[Dataset items]
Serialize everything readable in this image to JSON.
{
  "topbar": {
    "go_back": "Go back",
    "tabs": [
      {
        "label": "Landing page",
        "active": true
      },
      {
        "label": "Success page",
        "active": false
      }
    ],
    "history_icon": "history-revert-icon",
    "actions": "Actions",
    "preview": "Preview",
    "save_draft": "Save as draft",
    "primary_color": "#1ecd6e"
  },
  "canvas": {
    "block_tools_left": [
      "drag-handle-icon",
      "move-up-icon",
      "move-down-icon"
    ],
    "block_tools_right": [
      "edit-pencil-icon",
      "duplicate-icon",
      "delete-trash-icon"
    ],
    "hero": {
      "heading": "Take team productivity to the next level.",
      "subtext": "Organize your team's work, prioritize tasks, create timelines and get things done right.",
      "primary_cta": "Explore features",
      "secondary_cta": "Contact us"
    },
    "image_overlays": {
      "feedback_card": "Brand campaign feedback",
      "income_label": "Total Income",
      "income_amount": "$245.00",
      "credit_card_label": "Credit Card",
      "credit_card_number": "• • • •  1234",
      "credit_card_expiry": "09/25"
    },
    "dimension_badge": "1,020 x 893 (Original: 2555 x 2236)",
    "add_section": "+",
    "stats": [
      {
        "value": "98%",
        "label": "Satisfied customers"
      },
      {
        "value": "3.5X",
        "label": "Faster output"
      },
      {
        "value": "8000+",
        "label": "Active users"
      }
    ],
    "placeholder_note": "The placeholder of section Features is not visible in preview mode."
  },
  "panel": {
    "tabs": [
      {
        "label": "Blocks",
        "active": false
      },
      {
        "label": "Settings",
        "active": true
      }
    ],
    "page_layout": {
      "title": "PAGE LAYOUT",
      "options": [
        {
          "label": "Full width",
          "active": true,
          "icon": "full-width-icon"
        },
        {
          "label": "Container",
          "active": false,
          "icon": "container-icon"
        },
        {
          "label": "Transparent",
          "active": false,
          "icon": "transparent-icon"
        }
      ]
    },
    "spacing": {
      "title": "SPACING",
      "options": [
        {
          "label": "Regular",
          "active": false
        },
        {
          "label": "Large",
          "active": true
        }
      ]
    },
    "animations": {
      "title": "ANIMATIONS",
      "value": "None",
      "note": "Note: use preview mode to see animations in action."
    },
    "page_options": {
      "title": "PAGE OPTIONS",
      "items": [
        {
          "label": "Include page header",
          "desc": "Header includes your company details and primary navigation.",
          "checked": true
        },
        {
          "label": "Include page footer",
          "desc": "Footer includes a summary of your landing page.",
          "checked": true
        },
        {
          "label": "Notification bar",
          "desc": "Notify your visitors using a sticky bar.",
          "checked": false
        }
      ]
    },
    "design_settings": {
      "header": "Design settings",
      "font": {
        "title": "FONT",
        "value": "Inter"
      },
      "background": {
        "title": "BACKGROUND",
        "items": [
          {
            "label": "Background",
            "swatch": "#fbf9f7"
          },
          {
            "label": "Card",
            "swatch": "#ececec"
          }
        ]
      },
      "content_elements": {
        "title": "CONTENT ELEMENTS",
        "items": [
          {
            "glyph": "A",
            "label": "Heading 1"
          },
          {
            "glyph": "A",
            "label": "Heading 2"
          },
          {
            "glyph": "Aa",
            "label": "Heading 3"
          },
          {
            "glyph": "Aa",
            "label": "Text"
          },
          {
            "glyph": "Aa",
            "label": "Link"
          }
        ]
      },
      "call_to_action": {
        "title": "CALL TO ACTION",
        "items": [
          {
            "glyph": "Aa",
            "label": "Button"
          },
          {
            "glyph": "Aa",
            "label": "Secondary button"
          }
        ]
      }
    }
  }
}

THE PROBLEM: Display every line of the listing that contains the string "title".

SOLUTION FOR THIS EXERCISE:
      "title": "PAGE LAYOUT",
      "title": "SPACING",
      "title": "ANIMATIONS",
      "title": "PAGE OPTIONS",
        "title": "FONT",
        "title": "BACKGROUND",
        "title": "CONTENT ELEMENTS",
        "title": "CALL TO ACTION",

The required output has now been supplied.